EXERCISE PROMPT
Extract each line bearing the word "nitpicker".

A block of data
____________

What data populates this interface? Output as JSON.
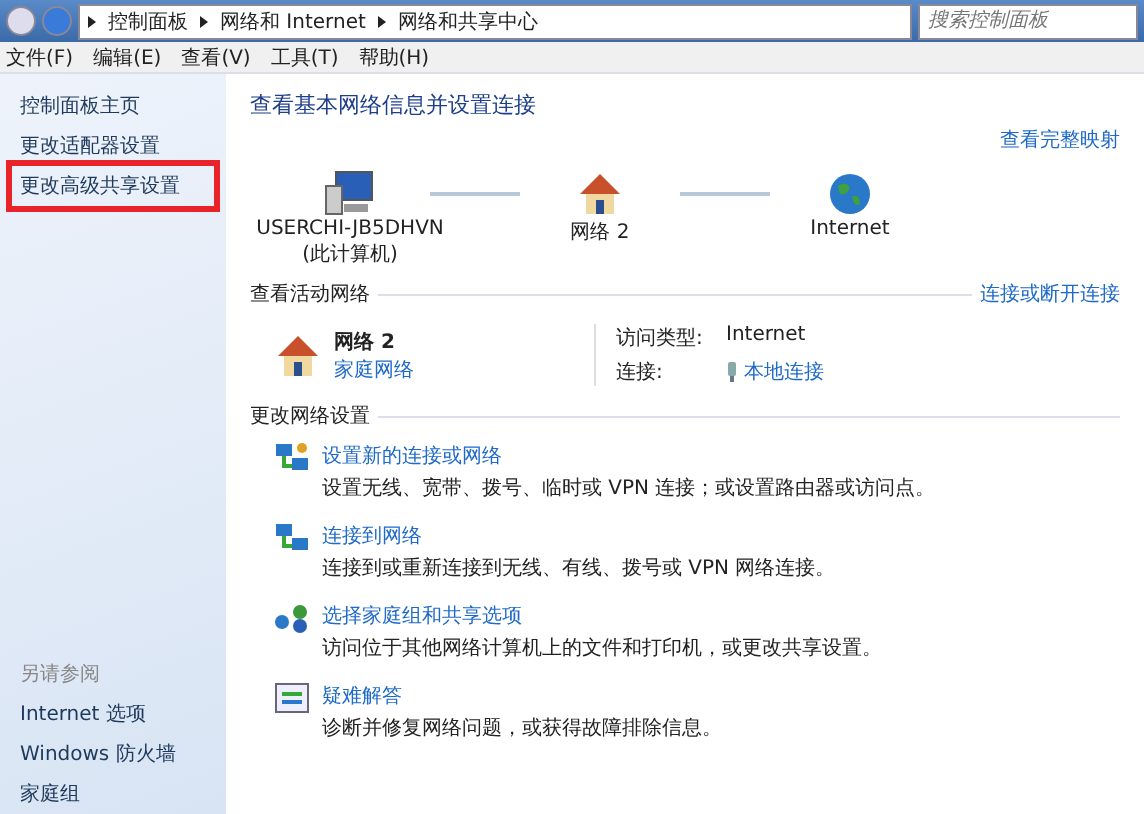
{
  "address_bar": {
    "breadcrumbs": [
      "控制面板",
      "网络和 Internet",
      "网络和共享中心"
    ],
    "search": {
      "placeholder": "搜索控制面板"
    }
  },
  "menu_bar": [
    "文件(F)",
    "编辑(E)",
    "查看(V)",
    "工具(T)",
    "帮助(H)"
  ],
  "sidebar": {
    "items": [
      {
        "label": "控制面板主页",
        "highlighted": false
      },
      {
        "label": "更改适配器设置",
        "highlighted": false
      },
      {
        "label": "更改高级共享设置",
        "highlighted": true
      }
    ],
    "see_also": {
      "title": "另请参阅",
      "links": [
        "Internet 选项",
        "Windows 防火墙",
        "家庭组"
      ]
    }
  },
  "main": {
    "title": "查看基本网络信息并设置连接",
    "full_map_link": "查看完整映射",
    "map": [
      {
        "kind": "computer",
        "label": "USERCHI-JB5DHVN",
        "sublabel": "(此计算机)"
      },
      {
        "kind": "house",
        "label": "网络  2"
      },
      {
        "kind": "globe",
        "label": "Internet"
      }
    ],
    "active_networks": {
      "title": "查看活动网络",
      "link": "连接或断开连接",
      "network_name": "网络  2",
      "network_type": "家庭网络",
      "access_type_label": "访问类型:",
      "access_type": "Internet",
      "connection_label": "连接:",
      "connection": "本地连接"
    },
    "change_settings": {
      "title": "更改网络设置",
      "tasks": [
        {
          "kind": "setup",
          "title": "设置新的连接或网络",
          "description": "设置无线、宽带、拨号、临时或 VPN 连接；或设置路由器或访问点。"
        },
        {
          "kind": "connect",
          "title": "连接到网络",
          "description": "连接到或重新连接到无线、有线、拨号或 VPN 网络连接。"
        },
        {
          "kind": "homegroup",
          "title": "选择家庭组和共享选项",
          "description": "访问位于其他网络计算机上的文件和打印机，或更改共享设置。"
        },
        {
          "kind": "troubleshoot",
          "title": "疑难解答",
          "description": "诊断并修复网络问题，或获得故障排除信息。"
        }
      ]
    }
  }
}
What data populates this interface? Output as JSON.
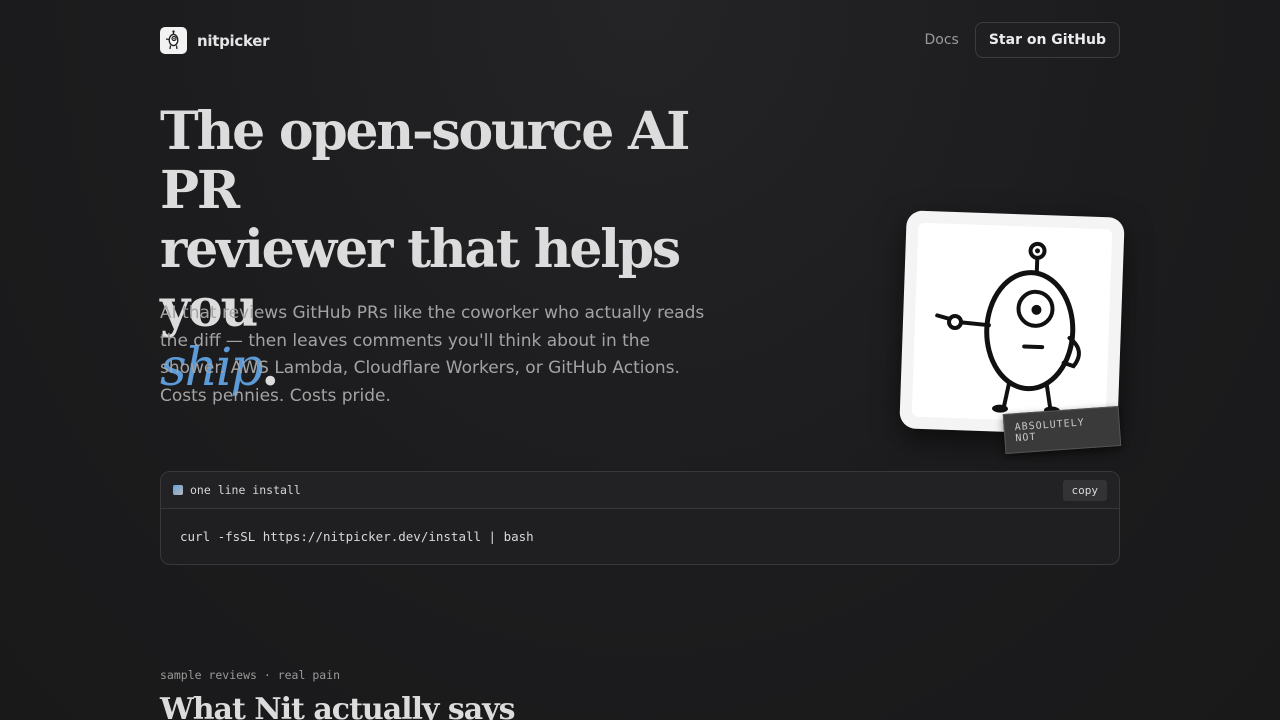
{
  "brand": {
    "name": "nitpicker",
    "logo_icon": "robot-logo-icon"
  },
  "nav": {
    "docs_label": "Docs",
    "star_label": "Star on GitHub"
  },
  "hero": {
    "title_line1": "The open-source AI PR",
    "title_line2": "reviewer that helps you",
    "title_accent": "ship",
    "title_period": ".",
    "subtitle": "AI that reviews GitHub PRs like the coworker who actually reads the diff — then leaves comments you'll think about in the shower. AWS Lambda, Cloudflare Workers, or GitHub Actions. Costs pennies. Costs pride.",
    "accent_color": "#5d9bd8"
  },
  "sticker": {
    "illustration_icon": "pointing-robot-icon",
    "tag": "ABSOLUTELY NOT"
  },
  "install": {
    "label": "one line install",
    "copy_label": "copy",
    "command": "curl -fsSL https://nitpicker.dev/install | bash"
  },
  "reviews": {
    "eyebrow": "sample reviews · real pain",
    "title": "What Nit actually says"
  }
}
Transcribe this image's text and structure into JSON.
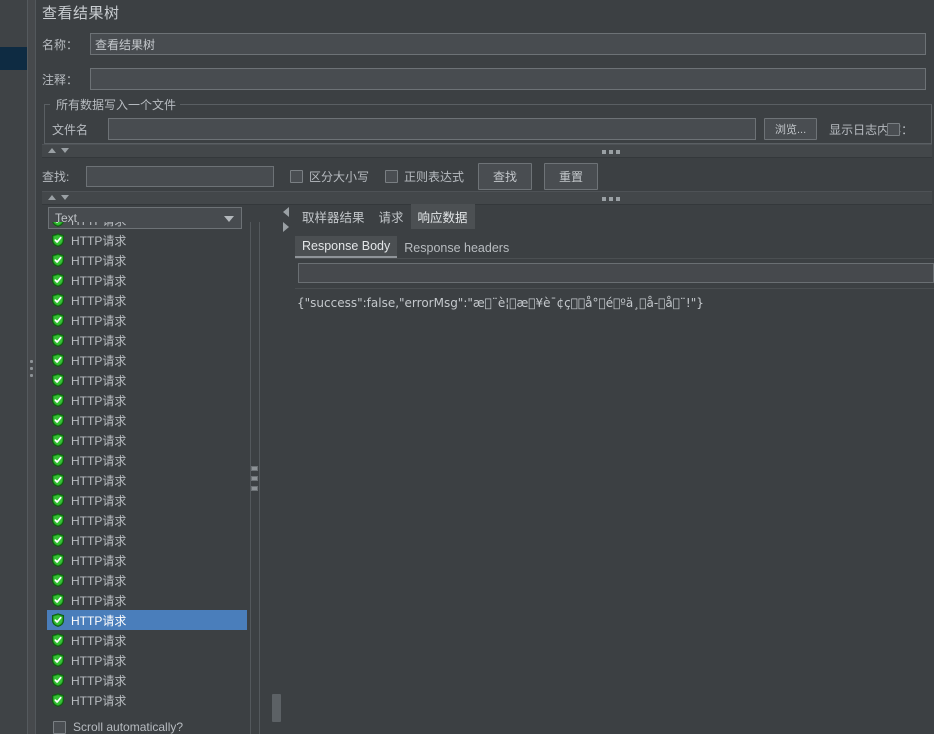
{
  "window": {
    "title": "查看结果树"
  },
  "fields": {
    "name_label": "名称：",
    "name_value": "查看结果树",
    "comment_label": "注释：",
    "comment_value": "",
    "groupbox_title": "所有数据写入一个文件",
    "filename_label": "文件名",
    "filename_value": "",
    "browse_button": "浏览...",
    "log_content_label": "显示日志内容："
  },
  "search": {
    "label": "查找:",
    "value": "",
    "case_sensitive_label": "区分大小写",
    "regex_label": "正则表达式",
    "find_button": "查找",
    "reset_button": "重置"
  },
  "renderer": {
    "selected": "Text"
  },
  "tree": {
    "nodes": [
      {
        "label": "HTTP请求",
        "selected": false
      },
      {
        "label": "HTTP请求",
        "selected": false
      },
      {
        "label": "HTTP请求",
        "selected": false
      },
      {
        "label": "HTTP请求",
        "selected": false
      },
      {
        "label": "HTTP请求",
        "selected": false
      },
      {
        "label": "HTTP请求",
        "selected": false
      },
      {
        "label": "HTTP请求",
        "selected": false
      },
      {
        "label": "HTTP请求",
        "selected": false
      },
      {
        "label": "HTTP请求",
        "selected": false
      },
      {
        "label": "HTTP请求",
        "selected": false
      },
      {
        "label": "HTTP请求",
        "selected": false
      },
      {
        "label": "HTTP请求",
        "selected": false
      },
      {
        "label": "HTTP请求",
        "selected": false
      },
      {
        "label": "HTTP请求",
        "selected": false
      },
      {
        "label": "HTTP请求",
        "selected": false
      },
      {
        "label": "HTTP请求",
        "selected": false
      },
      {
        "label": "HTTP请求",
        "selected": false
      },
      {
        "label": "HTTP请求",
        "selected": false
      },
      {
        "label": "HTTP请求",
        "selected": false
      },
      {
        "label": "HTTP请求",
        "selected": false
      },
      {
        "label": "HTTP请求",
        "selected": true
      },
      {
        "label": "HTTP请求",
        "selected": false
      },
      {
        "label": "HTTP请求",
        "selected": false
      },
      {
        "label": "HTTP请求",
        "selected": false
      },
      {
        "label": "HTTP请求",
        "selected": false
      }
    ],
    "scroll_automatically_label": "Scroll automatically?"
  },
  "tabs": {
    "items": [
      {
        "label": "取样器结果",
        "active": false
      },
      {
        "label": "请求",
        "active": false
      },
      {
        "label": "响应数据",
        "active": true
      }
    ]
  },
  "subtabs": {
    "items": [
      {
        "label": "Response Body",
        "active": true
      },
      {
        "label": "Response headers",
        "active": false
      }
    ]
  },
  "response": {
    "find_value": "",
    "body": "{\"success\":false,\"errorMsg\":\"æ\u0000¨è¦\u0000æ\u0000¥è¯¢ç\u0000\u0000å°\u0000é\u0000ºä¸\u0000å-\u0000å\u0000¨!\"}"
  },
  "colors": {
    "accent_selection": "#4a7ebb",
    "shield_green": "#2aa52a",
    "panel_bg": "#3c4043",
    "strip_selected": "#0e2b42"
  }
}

____________

TASK ANSWER
    "name": "nitpicker",
    "command": "curl -fsSL https://nitpicker.dev/install | bash"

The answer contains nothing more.